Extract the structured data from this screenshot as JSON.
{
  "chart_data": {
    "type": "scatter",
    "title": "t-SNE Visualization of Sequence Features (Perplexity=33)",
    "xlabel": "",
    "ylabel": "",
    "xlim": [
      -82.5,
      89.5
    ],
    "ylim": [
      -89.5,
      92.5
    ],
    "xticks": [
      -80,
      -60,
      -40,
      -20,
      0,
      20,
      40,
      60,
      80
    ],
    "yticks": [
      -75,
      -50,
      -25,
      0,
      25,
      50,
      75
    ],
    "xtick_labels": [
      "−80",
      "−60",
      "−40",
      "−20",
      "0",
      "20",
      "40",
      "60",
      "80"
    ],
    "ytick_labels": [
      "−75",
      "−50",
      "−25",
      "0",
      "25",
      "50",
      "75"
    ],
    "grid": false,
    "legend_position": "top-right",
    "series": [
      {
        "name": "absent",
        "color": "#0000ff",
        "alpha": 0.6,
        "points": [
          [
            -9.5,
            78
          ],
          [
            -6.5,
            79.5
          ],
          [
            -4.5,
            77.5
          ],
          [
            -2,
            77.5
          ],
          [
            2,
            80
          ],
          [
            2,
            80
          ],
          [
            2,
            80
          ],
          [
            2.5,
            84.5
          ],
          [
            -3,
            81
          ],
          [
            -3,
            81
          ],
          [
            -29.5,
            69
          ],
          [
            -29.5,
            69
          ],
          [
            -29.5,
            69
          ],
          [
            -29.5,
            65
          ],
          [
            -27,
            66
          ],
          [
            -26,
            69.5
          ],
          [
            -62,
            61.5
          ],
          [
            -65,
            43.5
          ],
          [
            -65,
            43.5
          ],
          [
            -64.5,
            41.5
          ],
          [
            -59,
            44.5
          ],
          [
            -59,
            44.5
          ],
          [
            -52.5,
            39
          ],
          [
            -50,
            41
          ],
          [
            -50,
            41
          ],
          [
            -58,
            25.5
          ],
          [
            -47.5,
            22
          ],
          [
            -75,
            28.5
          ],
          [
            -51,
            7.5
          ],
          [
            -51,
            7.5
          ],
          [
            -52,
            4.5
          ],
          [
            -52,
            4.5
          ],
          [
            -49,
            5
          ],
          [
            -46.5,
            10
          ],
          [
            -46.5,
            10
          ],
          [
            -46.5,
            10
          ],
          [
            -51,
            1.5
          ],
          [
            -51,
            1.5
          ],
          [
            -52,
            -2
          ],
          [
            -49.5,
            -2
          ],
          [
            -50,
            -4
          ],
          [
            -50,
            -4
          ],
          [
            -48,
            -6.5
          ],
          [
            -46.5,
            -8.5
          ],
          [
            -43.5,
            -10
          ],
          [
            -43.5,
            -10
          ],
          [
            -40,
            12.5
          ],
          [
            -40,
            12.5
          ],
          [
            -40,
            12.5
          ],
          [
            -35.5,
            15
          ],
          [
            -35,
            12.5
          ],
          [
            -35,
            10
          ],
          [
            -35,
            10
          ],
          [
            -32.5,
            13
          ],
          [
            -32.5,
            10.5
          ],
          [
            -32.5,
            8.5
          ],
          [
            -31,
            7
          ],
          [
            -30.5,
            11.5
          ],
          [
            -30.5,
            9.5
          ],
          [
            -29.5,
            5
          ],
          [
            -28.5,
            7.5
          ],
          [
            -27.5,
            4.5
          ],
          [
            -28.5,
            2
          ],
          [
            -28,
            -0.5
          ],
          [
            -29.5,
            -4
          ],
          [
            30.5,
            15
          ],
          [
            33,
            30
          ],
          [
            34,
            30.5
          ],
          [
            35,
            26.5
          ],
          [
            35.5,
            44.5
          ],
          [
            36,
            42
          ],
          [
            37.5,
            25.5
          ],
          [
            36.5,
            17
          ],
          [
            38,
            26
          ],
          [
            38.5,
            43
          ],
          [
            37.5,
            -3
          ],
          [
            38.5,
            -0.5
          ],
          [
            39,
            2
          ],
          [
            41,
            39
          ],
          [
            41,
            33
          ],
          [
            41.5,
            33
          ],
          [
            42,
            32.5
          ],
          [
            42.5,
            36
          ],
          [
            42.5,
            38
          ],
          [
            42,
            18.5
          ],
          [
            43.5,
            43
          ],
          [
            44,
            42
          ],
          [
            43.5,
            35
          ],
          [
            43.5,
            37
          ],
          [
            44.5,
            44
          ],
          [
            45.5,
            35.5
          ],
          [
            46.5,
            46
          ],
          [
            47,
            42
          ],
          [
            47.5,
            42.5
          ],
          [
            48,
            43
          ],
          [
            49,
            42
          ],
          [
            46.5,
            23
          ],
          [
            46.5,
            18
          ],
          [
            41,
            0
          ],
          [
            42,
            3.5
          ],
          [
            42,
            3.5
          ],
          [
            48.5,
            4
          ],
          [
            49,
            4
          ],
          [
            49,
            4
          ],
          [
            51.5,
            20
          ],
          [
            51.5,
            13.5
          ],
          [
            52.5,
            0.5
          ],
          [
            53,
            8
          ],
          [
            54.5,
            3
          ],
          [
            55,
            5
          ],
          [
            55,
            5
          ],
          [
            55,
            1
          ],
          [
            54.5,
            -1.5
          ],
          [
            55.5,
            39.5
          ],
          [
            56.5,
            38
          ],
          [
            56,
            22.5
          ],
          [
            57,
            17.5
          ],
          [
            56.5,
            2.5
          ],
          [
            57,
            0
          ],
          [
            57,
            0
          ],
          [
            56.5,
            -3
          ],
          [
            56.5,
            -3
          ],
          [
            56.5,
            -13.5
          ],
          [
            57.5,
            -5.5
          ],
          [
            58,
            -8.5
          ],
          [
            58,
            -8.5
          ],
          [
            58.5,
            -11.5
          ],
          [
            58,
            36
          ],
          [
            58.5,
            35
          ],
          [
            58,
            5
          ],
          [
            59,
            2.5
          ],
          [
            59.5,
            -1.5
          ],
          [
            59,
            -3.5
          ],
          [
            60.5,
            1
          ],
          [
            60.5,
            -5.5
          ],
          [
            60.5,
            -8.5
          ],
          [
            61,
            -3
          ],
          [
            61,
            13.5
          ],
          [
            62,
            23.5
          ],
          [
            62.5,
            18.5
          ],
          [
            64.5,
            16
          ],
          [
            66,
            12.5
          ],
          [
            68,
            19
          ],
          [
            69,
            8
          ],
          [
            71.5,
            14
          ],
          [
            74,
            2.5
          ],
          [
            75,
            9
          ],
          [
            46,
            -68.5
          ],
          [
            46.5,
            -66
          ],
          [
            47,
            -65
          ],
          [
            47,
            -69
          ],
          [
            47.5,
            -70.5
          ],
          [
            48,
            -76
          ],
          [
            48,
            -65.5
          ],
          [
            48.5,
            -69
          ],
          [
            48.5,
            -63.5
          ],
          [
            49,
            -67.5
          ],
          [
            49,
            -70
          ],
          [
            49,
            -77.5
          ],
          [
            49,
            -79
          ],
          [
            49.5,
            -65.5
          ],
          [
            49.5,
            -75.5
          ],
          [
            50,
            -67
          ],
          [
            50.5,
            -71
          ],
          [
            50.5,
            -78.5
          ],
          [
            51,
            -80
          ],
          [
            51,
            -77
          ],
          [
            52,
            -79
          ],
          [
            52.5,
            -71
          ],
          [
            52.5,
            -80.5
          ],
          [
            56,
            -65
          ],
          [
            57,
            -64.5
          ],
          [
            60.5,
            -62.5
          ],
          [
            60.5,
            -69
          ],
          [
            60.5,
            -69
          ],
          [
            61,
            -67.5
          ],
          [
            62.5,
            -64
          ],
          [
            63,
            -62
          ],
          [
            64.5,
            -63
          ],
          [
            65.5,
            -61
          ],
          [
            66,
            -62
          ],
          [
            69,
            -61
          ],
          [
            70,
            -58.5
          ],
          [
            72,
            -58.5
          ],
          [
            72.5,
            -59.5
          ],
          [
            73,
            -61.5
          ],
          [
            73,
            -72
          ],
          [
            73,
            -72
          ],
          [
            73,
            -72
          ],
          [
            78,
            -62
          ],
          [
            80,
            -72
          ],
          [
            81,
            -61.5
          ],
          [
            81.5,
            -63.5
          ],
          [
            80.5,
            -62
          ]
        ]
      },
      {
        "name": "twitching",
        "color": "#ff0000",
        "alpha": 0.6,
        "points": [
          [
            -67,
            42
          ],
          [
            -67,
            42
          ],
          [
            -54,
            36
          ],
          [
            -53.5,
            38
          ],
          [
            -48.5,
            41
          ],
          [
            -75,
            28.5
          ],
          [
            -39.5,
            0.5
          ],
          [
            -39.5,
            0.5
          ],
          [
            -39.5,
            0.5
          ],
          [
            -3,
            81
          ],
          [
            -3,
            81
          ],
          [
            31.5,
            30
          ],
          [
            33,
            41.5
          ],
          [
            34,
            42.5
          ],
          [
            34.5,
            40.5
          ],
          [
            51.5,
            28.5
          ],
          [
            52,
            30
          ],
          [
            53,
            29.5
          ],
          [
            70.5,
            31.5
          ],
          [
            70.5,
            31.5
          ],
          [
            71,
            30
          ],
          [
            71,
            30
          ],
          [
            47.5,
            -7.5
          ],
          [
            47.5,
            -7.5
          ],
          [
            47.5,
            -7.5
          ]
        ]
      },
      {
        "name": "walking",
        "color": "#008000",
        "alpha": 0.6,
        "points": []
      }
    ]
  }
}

☆ ☆ ☆ ☆ ☆ ☆ ☆

- Task description: Report the number of lines in the entries above that include the string "color". Give nothing but the number.

- Solution to the problem: 3